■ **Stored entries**
╭──
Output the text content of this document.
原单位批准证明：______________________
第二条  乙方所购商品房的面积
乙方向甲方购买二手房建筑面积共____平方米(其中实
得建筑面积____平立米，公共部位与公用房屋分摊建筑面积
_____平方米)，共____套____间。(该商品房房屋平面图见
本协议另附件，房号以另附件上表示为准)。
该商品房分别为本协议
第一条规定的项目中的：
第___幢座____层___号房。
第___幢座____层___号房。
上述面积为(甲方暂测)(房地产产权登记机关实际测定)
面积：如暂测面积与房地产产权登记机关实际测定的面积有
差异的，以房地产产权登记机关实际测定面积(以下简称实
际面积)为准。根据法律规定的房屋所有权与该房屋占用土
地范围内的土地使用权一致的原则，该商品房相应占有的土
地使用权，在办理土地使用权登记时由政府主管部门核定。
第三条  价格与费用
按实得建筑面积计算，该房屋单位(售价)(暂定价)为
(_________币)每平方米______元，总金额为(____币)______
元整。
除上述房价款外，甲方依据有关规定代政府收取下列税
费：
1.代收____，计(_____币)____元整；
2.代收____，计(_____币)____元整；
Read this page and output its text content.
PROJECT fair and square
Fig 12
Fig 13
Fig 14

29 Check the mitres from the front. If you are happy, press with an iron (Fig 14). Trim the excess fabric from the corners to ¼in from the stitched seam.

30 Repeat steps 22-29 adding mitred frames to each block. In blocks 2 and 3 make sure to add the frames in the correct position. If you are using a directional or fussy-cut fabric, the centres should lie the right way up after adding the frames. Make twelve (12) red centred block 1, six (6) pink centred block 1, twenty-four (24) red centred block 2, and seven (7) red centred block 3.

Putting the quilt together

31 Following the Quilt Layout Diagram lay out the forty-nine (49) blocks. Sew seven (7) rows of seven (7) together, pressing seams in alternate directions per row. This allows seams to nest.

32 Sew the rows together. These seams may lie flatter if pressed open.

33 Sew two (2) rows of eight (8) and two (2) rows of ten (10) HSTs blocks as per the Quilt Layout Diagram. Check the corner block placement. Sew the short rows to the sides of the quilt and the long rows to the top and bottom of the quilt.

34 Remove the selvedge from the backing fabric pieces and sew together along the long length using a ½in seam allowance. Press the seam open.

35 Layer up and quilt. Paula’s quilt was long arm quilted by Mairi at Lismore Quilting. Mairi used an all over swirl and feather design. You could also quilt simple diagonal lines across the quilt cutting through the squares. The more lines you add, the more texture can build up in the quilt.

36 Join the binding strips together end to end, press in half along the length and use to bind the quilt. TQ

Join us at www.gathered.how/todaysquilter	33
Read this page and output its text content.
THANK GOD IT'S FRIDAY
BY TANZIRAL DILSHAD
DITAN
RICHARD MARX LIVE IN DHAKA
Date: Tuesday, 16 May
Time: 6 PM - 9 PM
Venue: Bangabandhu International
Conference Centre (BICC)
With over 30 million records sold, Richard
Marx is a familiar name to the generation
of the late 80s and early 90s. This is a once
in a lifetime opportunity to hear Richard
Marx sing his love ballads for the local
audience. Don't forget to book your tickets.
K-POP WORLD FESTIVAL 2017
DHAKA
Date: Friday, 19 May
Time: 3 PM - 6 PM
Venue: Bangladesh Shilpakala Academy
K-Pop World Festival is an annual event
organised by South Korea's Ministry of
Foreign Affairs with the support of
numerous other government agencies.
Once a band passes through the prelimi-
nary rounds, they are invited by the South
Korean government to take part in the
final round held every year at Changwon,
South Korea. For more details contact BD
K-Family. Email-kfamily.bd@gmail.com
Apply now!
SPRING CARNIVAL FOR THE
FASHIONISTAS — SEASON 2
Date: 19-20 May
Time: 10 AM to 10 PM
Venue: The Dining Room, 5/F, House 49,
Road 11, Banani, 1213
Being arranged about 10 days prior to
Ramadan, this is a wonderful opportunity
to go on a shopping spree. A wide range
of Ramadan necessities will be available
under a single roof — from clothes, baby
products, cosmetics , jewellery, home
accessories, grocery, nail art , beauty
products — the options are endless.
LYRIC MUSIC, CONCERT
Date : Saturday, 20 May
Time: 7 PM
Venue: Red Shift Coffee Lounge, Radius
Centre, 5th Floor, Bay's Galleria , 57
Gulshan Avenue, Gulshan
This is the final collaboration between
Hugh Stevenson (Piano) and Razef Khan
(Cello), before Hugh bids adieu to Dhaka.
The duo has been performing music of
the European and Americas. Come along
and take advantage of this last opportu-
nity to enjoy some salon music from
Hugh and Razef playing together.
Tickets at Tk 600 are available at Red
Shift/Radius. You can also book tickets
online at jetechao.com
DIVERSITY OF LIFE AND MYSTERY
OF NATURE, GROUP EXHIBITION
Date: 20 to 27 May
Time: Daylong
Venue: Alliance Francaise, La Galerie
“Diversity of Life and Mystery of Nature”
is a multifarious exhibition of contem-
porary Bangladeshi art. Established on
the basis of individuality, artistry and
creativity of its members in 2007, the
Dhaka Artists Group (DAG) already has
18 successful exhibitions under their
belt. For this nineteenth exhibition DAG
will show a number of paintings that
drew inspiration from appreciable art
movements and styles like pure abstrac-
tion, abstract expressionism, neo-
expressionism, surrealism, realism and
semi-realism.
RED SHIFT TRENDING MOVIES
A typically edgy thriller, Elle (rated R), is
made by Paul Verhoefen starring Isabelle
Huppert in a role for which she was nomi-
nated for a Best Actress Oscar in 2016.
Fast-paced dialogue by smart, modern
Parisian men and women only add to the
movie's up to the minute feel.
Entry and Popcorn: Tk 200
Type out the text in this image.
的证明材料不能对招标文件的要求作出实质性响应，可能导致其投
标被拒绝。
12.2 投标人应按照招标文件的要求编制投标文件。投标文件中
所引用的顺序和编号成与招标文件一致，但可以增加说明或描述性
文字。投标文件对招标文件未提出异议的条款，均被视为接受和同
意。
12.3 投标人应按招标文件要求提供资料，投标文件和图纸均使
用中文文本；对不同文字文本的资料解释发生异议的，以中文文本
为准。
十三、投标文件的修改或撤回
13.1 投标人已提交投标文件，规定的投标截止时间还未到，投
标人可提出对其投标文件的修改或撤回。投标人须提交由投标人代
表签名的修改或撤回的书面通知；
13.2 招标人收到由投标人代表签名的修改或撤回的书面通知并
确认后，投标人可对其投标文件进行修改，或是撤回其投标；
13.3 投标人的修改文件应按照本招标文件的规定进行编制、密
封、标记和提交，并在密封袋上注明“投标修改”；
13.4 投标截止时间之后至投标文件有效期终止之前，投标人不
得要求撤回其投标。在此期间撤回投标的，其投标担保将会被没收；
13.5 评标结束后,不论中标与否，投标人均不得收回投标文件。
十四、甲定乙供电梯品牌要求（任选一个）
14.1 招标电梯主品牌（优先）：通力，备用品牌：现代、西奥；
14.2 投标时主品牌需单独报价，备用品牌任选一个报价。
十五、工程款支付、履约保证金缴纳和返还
╰──
■ **Objective**
Every line of the listing that holds "available" should be found and copied.

■ **Full output**
of Ramadan necessities will be available
Tickets at Tk 600 are available at Red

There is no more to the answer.